Material to process>

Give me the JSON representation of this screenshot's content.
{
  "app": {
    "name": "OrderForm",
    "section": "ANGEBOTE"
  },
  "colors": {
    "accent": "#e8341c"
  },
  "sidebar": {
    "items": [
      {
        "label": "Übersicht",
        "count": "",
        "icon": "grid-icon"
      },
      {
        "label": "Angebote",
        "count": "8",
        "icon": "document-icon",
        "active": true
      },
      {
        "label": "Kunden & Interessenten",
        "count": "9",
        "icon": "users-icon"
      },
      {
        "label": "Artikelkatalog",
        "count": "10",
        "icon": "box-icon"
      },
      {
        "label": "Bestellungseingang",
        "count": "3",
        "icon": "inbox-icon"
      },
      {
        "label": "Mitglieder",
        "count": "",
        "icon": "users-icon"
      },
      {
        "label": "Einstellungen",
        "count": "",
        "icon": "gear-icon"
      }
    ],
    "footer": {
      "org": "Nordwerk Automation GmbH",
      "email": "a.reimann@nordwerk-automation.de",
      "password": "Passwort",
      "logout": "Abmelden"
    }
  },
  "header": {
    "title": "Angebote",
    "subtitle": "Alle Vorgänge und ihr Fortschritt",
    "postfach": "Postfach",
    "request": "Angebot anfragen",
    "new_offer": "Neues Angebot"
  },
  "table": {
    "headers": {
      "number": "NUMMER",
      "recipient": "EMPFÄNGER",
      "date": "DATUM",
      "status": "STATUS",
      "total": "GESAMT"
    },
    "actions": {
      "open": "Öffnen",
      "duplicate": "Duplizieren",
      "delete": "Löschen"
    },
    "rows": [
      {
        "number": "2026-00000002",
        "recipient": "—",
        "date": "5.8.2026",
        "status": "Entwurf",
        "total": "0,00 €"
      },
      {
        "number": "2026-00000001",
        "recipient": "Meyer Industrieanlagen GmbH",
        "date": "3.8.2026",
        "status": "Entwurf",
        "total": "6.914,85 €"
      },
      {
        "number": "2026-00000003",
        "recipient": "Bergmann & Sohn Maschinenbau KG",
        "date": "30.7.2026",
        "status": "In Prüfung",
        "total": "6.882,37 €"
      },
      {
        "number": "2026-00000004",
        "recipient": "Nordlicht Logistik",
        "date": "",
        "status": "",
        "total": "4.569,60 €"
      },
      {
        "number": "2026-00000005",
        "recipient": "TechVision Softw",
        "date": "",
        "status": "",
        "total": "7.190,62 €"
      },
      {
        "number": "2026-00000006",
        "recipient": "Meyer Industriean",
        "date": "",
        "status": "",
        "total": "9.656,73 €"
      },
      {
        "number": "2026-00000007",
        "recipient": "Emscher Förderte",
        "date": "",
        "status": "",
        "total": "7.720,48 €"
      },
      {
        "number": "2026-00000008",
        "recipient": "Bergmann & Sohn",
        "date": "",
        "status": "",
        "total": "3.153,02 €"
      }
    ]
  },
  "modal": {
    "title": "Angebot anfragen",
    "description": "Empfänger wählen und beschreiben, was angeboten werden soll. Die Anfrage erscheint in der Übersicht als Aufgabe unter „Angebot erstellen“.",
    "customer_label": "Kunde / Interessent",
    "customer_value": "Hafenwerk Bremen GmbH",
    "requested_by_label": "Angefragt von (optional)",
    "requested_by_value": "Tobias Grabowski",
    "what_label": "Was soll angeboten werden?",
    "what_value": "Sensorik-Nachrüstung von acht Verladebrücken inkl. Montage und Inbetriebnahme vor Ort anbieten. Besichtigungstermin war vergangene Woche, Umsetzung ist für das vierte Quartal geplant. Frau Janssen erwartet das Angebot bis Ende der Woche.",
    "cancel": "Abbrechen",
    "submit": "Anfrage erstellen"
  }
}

Stated exercise>
Pick out each line in the material containing "erstellen".

Finished answer>
    "description": "Empfänger wählen und beschreiben, was angeboten werden soll. Die Anfrage erscheint in der Übersicht als Aufgabe unter „Angebot erstellen“.",
    "submit": "Anfrage erstellen"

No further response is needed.